▸ **Task**
Pick out each line of the records that includes the string "Mistura", and copy it.

══ Dataset records ══

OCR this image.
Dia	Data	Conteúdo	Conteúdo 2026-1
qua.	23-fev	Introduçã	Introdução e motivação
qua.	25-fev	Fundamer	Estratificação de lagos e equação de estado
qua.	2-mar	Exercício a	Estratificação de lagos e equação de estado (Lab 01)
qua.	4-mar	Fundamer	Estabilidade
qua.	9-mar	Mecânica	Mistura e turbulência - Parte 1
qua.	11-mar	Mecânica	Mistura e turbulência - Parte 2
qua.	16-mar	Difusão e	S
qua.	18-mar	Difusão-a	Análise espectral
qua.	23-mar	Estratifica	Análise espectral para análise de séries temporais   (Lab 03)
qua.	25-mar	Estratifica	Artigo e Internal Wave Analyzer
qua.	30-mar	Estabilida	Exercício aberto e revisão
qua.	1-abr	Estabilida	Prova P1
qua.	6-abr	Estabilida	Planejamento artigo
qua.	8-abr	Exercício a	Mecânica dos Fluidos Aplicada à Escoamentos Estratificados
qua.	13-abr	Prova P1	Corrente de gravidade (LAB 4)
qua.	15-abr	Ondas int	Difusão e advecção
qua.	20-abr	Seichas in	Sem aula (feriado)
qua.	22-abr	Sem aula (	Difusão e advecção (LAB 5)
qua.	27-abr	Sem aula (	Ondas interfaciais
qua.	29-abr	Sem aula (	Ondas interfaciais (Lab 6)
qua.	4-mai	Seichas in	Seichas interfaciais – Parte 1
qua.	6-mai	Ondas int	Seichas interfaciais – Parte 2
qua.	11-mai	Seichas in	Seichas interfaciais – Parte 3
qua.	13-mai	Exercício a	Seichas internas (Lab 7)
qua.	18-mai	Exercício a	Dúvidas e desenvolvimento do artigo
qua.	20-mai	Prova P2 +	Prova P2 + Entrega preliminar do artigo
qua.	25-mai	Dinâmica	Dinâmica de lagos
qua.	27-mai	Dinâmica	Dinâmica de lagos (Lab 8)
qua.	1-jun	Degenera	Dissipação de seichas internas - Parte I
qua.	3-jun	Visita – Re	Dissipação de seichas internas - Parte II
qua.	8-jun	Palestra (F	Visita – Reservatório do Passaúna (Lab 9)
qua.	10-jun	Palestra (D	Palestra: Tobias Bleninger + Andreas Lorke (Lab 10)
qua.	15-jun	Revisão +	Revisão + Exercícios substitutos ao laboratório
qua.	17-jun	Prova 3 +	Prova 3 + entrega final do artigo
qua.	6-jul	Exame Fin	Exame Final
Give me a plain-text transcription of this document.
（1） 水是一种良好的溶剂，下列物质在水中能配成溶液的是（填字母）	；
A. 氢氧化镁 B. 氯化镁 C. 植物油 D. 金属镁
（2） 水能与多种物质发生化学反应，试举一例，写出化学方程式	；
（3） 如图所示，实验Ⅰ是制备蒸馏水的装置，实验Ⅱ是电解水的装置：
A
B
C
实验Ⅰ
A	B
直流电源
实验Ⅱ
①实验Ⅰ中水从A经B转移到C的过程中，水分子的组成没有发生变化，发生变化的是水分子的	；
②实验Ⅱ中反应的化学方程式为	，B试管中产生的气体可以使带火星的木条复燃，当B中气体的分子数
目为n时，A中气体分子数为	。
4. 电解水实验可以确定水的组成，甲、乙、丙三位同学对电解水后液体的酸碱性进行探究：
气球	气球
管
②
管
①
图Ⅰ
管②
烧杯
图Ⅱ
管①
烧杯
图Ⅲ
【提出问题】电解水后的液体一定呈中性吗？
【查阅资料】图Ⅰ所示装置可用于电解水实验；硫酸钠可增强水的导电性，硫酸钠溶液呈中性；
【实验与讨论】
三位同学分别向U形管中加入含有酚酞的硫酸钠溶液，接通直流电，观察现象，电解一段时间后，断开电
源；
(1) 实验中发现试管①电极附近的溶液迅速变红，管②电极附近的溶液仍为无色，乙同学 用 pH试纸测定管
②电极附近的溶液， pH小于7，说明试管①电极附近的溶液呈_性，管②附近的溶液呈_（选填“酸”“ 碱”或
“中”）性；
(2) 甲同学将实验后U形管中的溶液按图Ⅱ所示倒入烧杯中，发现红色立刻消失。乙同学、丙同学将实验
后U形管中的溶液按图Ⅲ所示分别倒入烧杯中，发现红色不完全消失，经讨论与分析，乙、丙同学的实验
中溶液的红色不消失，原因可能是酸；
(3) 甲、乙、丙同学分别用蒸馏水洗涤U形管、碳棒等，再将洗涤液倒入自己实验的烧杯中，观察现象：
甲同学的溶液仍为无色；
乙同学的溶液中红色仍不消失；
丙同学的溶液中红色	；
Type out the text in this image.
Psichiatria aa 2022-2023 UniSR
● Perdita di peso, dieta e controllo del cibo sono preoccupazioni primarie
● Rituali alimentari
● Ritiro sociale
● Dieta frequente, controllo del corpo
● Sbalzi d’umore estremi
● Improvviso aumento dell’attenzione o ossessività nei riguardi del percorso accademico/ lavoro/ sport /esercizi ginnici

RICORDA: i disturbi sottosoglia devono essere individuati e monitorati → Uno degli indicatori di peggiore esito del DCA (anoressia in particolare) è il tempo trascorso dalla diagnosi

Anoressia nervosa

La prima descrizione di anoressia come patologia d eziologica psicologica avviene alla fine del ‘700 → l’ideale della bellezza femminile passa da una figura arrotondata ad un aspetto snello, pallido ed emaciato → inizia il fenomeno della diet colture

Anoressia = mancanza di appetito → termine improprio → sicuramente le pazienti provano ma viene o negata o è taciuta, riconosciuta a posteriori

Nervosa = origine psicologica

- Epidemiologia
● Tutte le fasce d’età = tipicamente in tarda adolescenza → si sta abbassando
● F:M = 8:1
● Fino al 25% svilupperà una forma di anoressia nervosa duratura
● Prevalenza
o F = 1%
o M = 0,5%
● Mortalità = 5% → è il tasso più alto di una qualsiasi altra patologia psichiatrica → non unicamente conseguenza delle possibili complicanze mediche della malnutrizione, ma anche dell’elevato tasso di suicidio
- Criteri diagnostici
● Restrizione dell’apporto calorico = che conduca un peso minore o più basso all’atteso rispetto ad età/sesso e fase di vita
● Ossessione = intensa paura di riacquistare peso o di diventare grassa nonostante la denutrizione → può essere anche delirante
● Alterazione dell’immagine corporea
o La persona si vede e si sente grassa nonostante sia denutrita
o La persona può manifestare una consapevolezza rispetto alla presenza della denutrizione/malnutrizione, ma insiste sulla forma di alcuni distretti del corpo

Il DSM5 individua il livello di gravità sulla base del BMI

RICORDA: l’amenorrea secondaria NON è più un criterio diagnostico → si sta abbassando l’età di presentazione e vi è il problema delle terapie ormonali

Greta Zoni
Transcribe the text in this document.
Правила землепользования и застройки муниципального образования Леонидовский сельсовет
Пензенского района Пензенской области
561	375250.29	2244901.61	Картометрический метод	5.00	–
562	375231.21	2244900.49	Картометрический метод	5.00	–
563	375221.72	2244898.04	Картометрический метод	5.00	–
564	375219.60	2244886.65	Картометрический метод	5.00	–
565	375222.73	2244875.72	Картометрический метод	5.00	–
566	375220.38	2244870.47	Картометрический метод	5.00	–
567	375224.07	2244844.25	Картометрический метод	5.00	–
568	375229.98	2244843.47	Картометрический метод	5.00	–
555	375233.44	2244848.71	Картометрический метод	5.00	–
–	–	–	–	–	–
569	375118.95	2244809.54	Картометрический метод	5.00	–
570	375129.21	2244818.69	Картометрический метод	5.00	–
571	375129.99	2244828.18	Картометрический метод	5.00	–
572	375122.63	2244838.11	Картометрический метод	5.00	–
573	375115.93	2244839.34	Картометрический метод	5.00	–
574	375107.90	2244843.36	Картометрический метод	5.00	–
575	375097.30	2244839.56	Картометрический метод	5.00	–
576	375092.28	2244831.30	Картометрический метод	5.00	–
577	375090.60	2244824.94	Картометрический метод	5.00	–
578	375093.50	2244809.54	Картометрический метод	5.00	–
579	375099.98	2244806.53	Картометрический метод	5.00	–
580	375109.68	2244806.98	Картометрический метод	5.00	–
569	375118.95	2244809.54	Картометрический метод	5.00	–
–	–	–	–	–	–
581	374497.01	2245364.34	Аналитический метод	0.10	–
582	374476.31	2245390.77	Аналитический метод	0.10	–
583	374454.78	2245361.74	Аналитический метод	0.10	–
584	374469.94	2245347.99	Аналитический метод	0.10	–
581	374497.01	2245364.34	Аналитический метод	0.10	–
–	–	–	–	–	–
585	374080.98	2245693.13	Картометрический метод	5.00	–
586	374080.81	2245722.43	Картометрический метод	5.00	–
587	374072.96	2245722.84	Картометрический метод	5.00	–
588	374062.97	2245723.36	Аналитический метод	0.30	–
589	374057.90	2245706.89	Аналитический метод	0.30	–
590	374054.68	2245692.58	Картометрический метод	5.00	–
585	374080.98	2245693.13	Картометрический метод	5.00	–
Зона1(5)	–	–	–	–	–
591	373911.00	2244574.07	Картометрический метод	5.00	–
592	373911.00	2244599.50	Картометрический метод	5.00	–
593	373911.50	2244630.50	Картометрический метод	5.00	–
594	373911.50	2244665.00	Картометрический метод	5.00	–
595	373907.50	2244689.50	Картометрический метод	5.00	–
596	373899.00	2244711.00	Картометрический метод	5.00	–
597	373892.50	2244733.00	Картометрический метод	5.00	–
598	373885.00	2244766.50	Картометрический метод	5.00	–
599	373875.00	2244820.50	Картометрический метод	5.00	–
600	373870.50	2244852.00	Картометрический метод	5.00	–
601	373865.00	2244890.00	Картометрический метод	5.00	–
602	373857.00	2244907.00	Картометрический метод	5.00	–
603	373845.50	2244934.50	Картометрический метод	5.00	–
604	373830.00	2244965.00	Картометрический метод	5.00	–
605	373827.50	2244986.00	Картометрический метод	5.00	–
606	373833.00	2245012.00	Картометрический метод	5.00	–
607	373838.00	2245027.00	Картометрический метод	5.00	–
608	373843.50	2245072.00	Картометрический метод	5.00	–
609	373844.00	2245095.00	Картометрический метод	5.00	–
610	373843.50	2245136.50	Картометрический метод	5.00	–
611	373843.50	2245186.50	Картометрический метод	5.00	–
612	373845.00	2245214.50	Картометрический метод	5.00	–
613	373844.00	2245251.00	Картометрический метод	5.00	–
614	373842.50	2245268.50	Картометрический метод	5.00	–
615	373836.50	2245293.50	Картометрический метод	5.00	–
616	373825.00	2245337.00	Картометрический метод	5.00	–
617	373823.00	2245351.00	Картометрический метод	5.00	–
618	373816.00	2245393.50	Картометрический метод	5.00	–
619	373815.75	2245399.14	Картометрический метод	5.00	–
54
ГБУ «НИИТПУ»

═══

▸ **The completed task**
qua.	9-mar	Mecânica	Mistura e turbulência - Parte 1
qua.	11-mar	Mecânica	Mistura e turbulência - Parte 2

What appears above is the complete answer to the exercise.